[Extracted data entries]
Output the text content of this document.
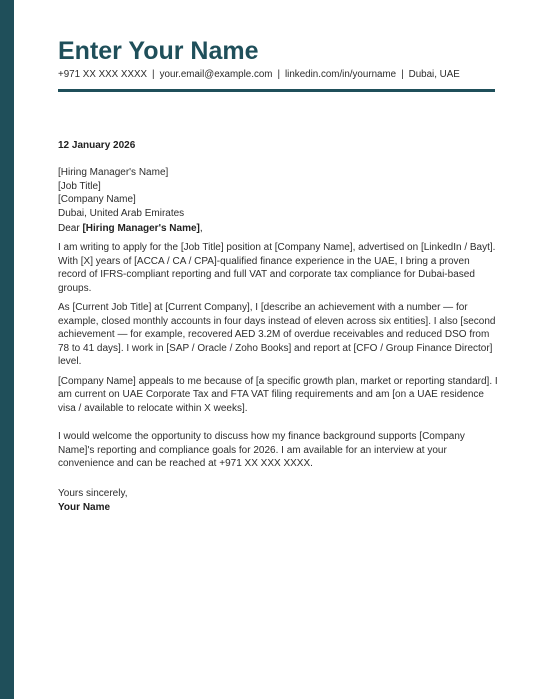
Enter Your Name
+971 XX XXX XXXX | your.email@example.com | linkedin.com/in/yourname | Dubai, UAE
12 January 2026
[Hiring Manager's Name]
[Job Title]
[Company Name]
Dubai, United Arab Emirates
Dear [Hiring Manager's Name],
I am writing to apply for the [Job Title] position at [Company Name], advertised on [LinkedIn / Bayt]. With [X] years of [ACCA / CA / CPA]-qualified finance experience in the UAE, I bring a proven record of IFRS-compliant reporting and full VAT and corporate tax compliance for Dubai-based groups.
As [Current Job Title] at [Current Company], I [describe an achievement with a number — for example, closed monthly accounts in four days instead of eleven across six entities]. I also [second achievement — for example, recovered AED 3.2M of overdue receivables and reduced DSO from 78 to 41 days]. I work in [SAP / Oracle / Zoho Books] and report at [CFO / Group Finance Director] level.
[Company Name] appeals to me because of [a specific growth plan, market or reporting standard]. I am current on UAE Corporate Tax and FTA VAT filing requirements and am [on a UAE residence visa / available to relocate within X weeks].
I would welcome the opportunity to discuss how my finance background supports [Company Name]'s reporting and compliance goals for 2026. I am available for an interview at your convenience and can be reached at +971 XX XXX XXXX.
Yours sincerely,
Your Name
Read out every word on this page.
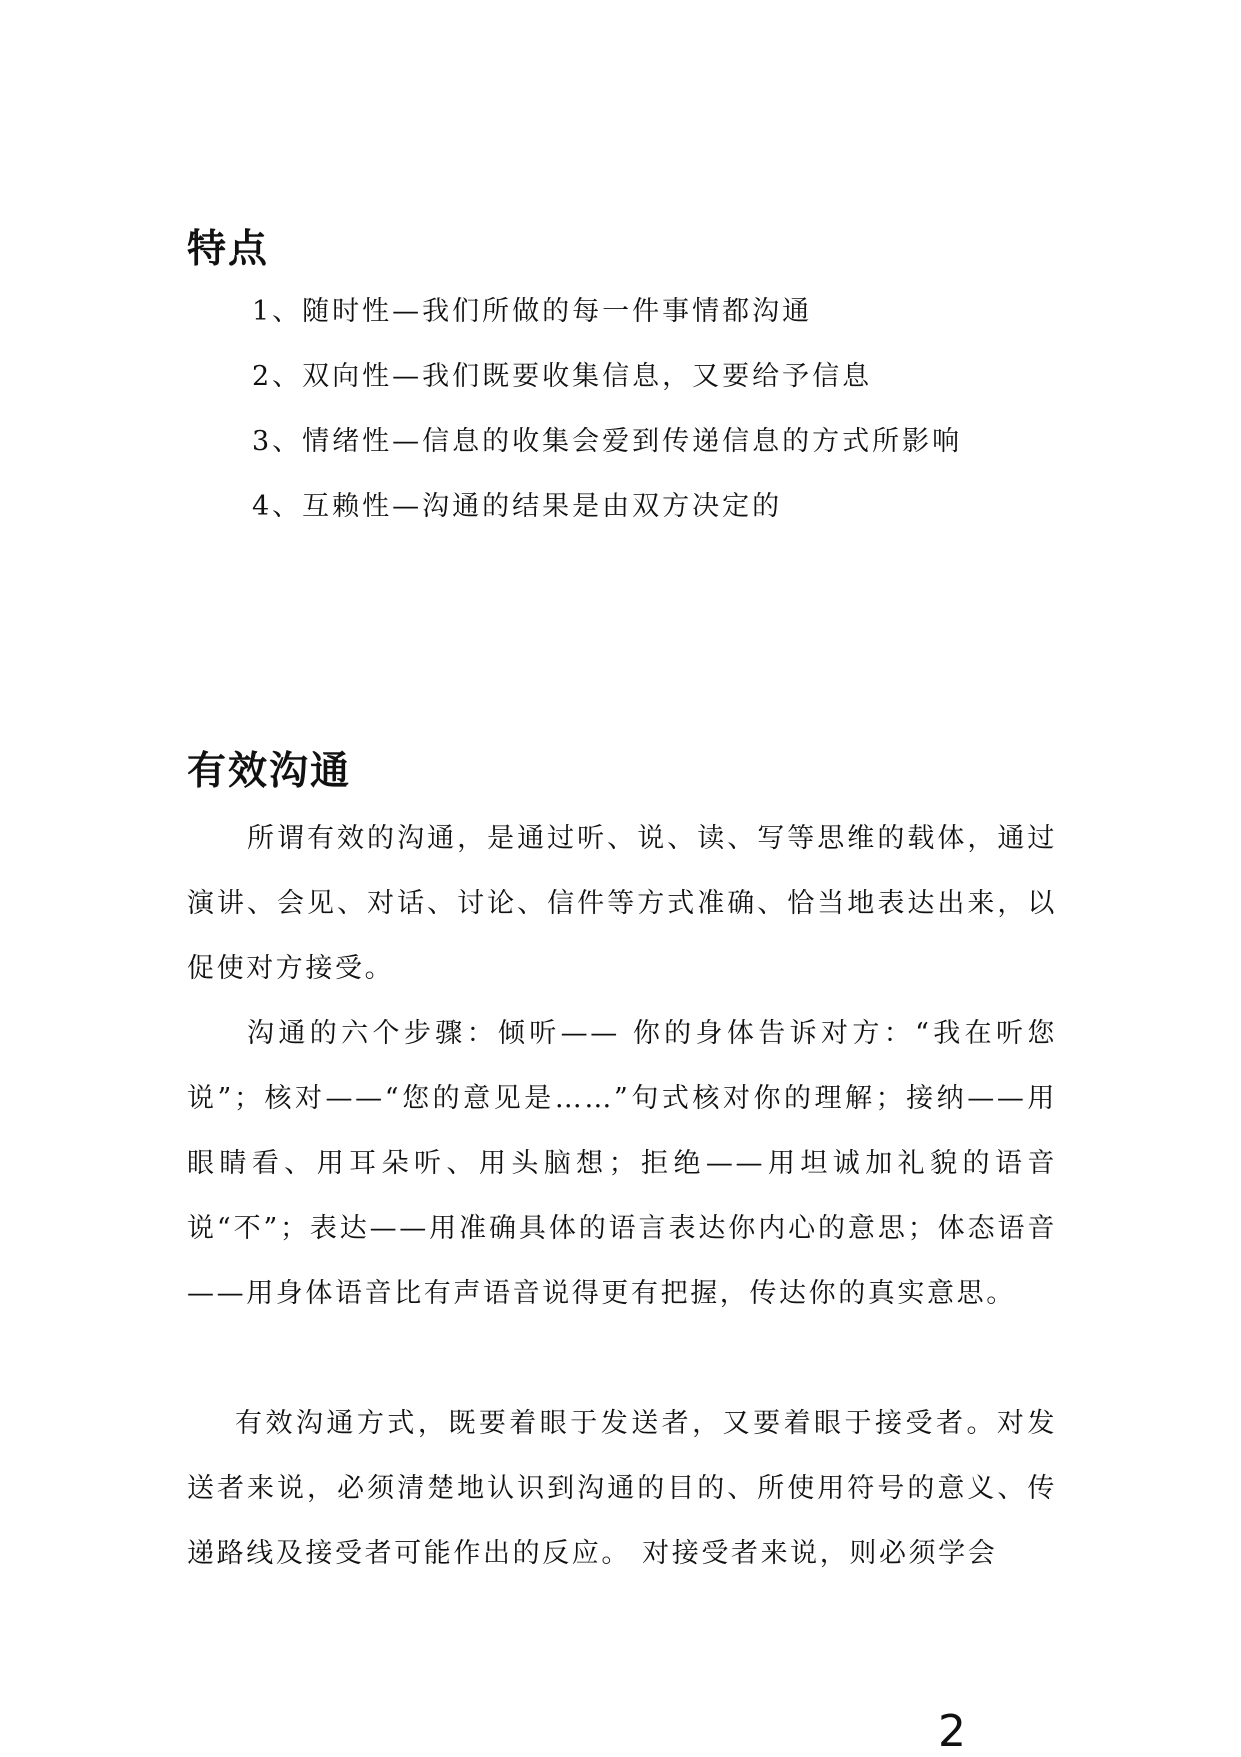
特点
1、随时性—我们所做的每一件事情都沟通
2、双向性—我们既要收集信息，又要给予信息
3、情绪性—信息的收集会爱到传递信息的方式所影响
4、互赖性—沟通的结果是由双方决定的
有效沟通

所谓有效的沟通，是通过听、说、读、写等思维的载体，通过演讲、会见、对话、讨论、信件等方式准确、恰当地表达出来，以促使对方接受。

沟通的六个步骤：倾听—— 你的身体告诉对方：“我在听您说”；核对——“您的意见是……”句式核对你的理解；接纳——用眼睛看、用耳朵听、用头脑想；拒绝——用坦诚加礼貌的语音说“不”；表达——用准确具体的语言表达你内心的意思；体态语音——用身体语音比有声语音说得更有把握，传达你的真实意思。

有效沟通方式，既要着眼于发送者，又要着眼于接受者。对发送者来说，必须清楚地认识到沟通的目的、所使用符号的意义、传递路线及接受者可能作出的反应。 对接受者来说，则必须学会

2
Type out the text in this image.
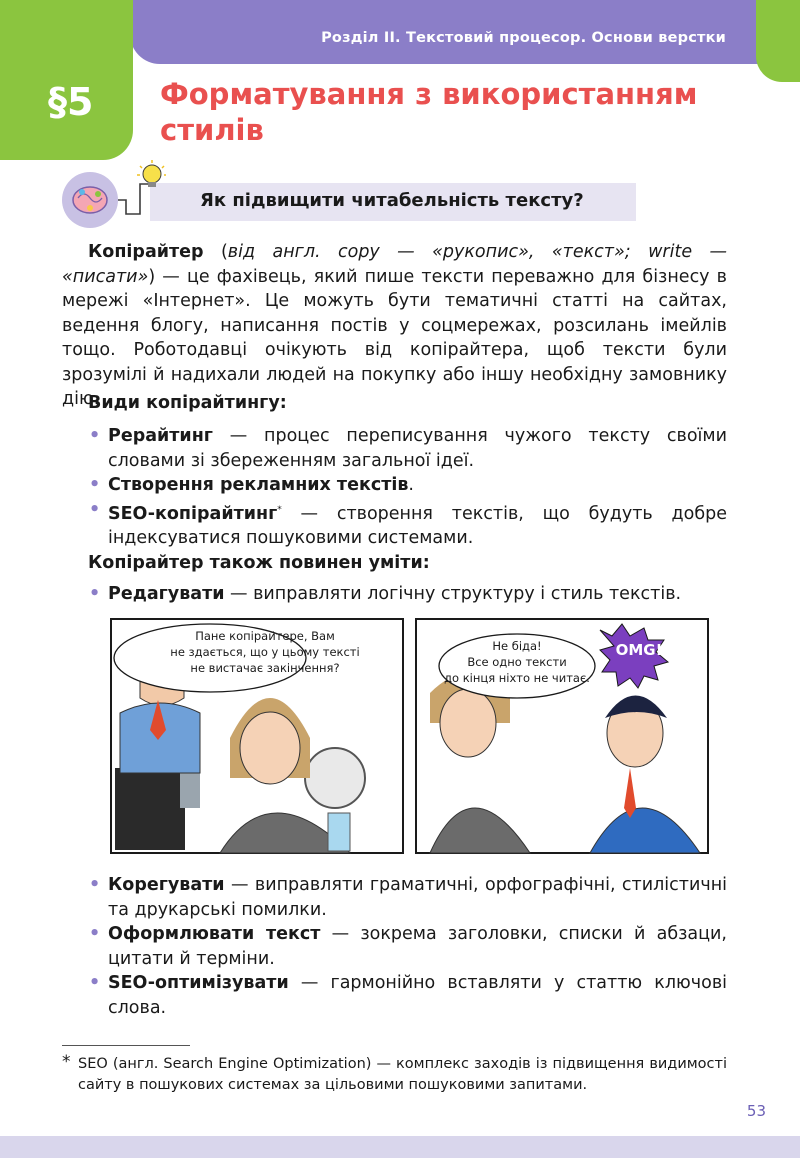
Розділ ІІ. Текстовий процесор. Основи верстки
§5 Форматування з використанням
стилів
Як підвищити читабельність тексту?
Копірайтер (від англ. copy — «рукопис», «текст»; write — «писати») — це фахівець, який пише тексти переважно для бізнесу в мережі «Інтернет». Це можуть бути тематичні статті на сайтах, ведення блогу, написання постів у соцмережах, розсилань імейлів тощо. Роботодавці очікують від копірайтера, щоб тексти були зрозумілі й надихали людей на покупку або іншу необхідну замовнику дію.
Види копірайтингу:
• Рерайтинг — процес переписування чужого тексту своїми словами зі збереженням загальної ідеї.
• Створення рекламних текстів.
• SEO-копірайтинг* — створення текстів, що будуть добре індексуватися пошуковими системами.
Копірайтер також повинен уміти:
• Редагувати — виправляти логічну структуру і стиль текстів.
Пане копірайтере, Вам
не здається, що у цьому тексті
не вистачає закінчення?
Не біда!
Все одно тексти
до кінця ніхто не читає.
OMG!
• Корегувати — виправляти граматичні, орфографічні, стилістичні та друкарські помилки.
• Оформлювати текст — зокрема заголовки, списки й абзаци, цитати й терміни.
• SEO-оптимізувати — гармонійно вставляти у статтю ключові слова.
* SEO (англ. Search Engine Optimization) — комплекс заходів із підвищення видимості сайту в пошукових системах за цільовими пошуковими запитами.
53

> **The task**
With the pictures left out, transcribe the material exactly.

> **Exercise solution**
Output the text content of this document.
Enter Your Name
+971 XX XXX XXXX | your.email@example.com | linkedin.com/in/yourname | Dubai, UAE
12 January 2026
[Hiring Manager's Name]
[Job Title]
[Company Name]
Dubai, United Arab Emirates
Dear [Hiring Manager's Name],
I am writing to apply for the [Job Title] position at [Company Name], advertised on [LinkedIn / Bayt]. With [X] years of [ACCA / CA / CPA]-qualified finance experience in the UAE, I bring a proven record of IFRS-compliant reporting and full VAT and corporate tax compliance for Dubai-based groups.
As [Current Job Title] at [Current Company], I [describe an achievement with a number — for example, closed monthly accounts in four days instead of eleven across six entities]. I also [second achievement — for example, recovered AED 3.2M of overdue receivables and reduced DSO from 78 to 41 days]. I work in [SAP / Oracle / Zoho Books] and report at [CFO / Group Finance Director] level.
[Company Name] appeals to me because of [a specific growth plan, market or reporting standard]. I am current on UAE Corporate Tax and FTA VAT filing requirements and am [on a UAE residence visa / available to relocate within X weeks].
I would welcome the opportunity to discuss how my finance background supports [Company Name]'s reporting and compliance goals for 2026. I am available for an interview at your convenience and can be reached at +971 XX XXX XXXX.
Yours sincerely,
Your Name
Read out every word on this page.
特点
1、随时性—我们所做的每一件事情都沟通
2、双向性—我们既要收集信息，又要给予信息
3、情绪性—信息的收集会爱到传递信息的方式所影响
4、互赖性—沟通的结果是由双方决定的
有效沟通

所谓有效的沟通，是通过听、说、读、写等思维的载体，通过演讲、会见、对话、讨论、信件等方式准确、恰当地表达出来，以促使对方接受。

沟通的六个步骤：倾听—— 你的身体告诉对方：“我在听您说”；核对——“您的意见是……”句式核对你的理解；接纳——用眼睛看、用耳朵听、用头脑想；拒绝——用坦诚加礼貌的语音说“不”；表达——用准确具体的语言表达你内心的意思；体态语音——用身体语音比有声语音说得更有把握，传达你的真实意思。

有效沟通方式，既要着眼于发送者，又要着眼于接受者。对发送者来说，必须清楚地认识到沟通的目的、所使用符号的意义、传递路线及接受者可能作出的反应。 对接受者来说，则必须学会

2
Type out the text in this image.
Розділ ІІ. Текстовий процесор. Основи верстки
§5 Форматування з використанням
стилів
Як підвищити читабельність тексту?
Копірайтер (від англ. copy — «рукопис», «текст»; write — «писати») — це фахівець, який пише тексти переважно для бізнесу в мережі «Інтернет». Це можуть бути тематичні статті на сайтах, ведення блогу, написання постів у соцмережах, розсилань імейлів тощо. Роботодавці очікують від копірайтера, щоб тексти були зрозумілі й надихали людей на покупку або іншу необхідну замовнику дію.
Види копірайтингу:
• Рерайтинг — процес переписування чужого тексту своїми словами зі збереженням загальної ідеї.
• Створення рекламних текстів.
• SEO-копірайтинг* — створення текстів, що будуть добре індексуватися пошуковими системами.
Копірайтер також повинен уміти:
• Редагувати — виправляти логічну структуру і стиль текстів.
Пане копірайтере, Вам
не здається, що у цьому тексті
не вистачає закінчення?
Не біда!
Все одно тексти
до кінця ніхто не читає.
OMG!
• Корегувати — виправляти граматичні, орфографічні, стилістичні та друкарські помилки.
• Оформлювати текст — зокрема заголовки, списки й абзаци, цитати й терміни.
• SEO-оптимізувати — гармонійно вставляти у статтю ключові слова.
* SEO (англ. Search Engine Optimization) — комплекс заходів із підвищення видимості сайту в пошукових системах за цільовими пошуковими запитами.
53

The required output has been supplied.